● **Your goal**
Write out the whole listing exactly as it stands.

● **Task material**
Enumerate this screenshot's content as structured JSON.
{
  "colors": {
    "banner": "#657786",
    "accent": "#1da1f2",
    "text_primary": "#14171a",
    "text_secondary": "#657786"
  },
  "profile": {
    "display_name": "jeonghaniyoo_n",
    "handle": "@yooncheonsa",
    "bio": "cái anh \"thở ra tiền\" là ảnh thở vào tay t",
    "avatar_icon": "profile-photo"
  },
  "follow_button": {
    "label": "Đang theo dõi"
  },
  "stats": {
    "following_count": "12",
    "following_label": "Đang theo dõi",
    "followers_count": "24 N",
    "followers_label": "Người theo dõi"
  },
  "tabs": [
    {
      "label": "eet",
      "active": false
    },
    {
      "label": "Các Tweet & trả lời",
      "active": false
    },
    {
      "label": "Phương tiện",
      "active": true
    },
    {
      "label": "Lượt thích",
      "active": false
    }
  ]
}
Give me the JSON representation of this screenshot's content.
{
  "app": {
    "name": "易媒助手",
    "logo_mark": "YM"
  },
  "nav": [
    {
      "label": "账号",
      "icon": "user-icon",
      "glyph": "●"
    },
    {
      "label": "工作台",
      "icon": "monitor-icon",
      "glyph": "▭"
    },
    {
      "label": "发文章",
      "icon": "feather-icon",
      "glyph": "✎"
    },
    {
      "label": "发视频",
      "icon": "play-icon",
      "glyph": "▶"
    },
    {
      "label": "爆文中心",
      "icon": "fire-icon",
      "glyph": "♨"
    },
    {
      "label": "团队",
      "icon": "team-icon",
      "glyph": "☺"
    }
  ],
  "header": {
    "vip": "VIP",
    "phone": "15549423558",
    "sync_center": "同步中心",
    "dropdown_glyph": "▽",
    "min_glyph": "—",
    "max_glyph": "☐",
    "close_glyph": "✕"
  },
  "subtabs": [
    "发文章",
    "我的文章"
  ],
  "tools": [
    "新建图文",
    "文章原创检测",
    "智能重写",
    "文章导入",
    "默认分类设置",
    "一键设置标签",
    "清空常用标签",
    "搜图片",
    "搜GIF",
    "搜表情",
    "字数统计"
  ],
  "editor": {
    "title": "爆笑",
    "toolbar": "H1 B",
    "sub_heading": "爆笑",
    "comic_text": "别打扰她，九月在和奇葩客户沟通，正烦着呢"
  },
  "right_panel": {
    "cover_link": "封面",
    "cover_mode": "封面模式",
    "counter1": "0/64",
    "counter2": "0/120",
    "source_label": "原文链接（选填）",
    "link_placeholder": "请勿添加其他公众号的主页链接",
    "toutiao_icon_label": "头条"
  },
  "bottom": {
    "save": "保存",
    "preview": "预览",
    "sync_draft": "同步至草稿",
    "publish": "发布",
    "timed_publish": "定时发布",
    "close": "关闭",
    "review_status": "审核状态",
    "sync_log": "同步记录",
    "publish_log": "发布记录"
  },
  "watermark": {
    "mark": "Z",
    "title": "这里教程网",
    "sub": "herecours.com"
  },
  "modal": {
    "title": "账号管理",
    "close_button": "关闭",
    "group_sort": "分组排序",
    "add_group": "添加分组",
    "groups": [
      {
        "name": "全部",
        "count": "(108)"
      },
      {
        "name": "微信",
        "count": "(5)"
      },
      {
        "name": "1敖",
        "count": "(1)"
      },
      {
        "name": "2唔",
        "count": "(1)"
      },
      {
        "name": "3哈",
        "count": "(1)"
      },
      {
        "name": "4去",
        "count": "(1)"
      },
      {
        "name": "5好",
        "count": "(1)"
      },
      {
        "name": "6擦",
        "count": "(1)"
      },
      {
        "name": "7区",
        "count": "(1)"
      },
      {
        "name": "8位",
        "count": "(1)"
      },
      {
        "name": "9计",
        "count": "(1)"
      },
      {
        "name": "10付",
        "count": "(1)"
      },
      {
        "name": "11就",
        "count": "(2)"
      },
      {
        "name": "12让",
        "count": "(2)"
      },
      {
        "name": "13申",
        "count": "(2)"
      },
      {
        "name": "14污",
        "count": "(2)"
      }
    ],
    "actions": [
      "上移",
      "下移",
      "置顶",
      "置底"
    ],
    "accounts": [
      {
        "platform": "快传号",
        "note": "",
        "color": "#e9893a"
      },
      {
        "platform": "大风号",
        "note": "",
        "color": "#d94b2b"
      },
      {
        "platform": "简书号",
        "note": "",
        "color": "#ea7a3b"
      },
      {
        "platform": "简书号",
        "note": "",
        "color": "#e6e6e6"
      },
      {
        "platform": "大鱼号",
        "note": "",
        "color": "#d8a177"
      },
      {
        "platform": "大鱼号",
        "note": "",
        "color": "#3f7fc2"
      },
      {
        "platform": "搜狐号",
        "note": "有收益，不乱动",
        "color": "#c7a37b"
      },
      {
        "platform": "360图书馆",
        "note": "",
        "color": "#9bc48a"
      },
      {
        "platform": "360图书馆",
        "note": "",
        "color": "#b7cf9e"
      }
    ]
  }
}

● **Exercise solution**
Enumerate this screenshot's content as structured JSON.
{
  "colors": {
    "banner": "#657786",
    "accent": "#1da1f2",
    "text_primary": "#14171a",
    "text_secondary": "#657786"
  },
  "profile": {
    "display_name": "jeonghaniyoo_n",
    "handle": "@yooncheonsa",
    "bio": "cái anh \"thở ra tiền\" là ảnh thở vào tay t",
    "avatar_icon": "profile-photo"
  },
  "follow_button": {
    "label": "Đang theo dõi"
  },
  "stats": {
    "following_count": "12",
    "following_label": "Đang theo dõi",
    "followers_count": "24 N",
    "followers_label": "Người theo dõi"
  },
  "tabs": [
    {
      "label": "eet",
      "active": false
    },
    {
      "label": "Các Tweet & trả lời",
      "active": false
    },
    {
      "label": "Phương tiện",
      "active": true
    },
    {
      "label": "Lượt thích",
      "active": false
    }
  ]
}
Give me the JSON representation of this screenshot's content.
{
  "app": {
    "name": "易媒助手",
    "logo_mark": "YM"
  },
  "nav": [
    {
      "label": "账号",
      "icon": "user-icon",
      "glyph": "●"
    },
    {
      "label": "工作台",
      "icon": "monitor-icon",
      "glyph": "▭"
    },
    {
      "label": "发文章",
      "icon": "feather-icon",
      "glyph": "✎"
    },
    {
      "label": "发视频",
      "icon": "play-icon",
      "glyph": "▶"
    },
    {
      "label": "爆文中心",
      "icon": "fire-icon",
      "glyph": "♨"
    },
    {
      "label": "团队",
      "icon": "team-icon",
      "glyph": "☺"
    }
  ],
  "header": {
    "vip": "VIP",
    "phone": "15549423558",
    "sync_center": "同步中心",
    "dropdown_glyph": "▽",
    "min_glyph": "—",
    "max_glyph": "☐",
    "close_glyph": "✕"
  },
  "subtabs": [
    "发文章",
    "我的文章"
  ],
  "tools": [
    "新建图文",
    "文章原创检测",
    "智能重写",
    "文章导入",
    "默认分类设置",
    "一键设置标签",
    "清空常用标签",
    "搜图片",
    "搜GIF",
    "搜表情",
    "字数统计"
  ],
  "editor": {
    "title": "爆笑",
    "toolbar": "H1 B",
    "sub_heading": "爆笑",
    "comic_text": "别打扰她，九月在和奇葩客户沟通，正烦着呢"
  },
  "right_panel": {
    "cover_link": "封面",
    "cover_mode": "封面模式",
    "counter1": "0/64",
    "counter2": "0/120",
    "source_label": "原文链接（选填）",
    "link_placeholder": "请勿添加其他公众号的主页链接",
    "toutiao_icon_label": "头条"
  },
  "bottom": {
    "save": "保存",
    "preview": "预览",
    "sync_draft": "同步至草稿",
    "publish": "发布",
    "timed_publish": "定时发布",
    "close": "关闭",
    "review_status": "审核状态",
    "sync_log": "同步记录",
    "publish_log": "发布记录"
  },
  "watermark": {
    "mark": "Z",
    "title": "这里教程网",
    "sub": "herecours.com"
  },
  "modal": {
    "title": "账号管理",
    "close_button": "关闭",
    "group_sort": "分组排序",
    "add_group": "添加分组",
    "groups": [
      {
        "name": "全部",
        "count": "(108)"
      },
      {
        "name": "微信",
        "count": "(5)"
      },
      {
        "name": "1敖",
        "count": "(1)"
      },
      {
        "name": "2唔",
        "count": "(1)"
      },
      {
        "name": "3哈",
        "count": "(1)"
      },
      {
        "name": "4去",
        "count": "(1)"
      },
      {
        "name": "5好",
        "count": "(1)"
      },
      {
        "name": "6擦",
        "count": "(1)"
      },
      {
        "name": "7区",
        "count": "(1)"
      },
      {
        "name": "8位",
        "count": "(1)"
      },
      {
        "name": "9计",
        "count": "(1)"
      },
      {
        "name": "10付",
        "count": "(1)"
      },
      {
        "name": "11就",
        "count": "(2)"
      },
      {
        "name": "12让",
        "count": "(2)"
      },
      {
        "name": "13申",
        "count": "(2)"
      },
      {
        "name": "14污",
        "count": "(2)"
      }
    ],
    "actions": [
      "上移",
      "下移",
      "置顶",
      "置底"
    ],
    "accounts": [
      {
        "platform": "快传号",
        "note": "",
        "color": "#e9893a"
      },
      {
        "platform": "大风号",
        "note": "",
        "color": "#d94b2b"
      },
      {
        "platform": "简书号",
        "note": "",
        "color": "#ea7a3b"
      },
      {
        "platform": "简书号",
        "note": "",
        "color": "#e6e6e6"
      },
      {
        "platform": "大鱼号",
        "note": "",
        "color": "#d8a177"
      },
      {
        "platform": "大鱼号",
        "note": "",
        "color": "#3f7fc2"
      },
      {
        "platform": "搜狐号",
        "note": "有收益，不乱动",
        "color": "#c7a37b"
      },
      {
        "platform": "360图书馆",
        "note": "",
        "color": "#9bc48a"
      },
      {
        "platform": "360图书馆",
        "note": "",
        "color": "#b7cf9e"
      }
    ]
  }
}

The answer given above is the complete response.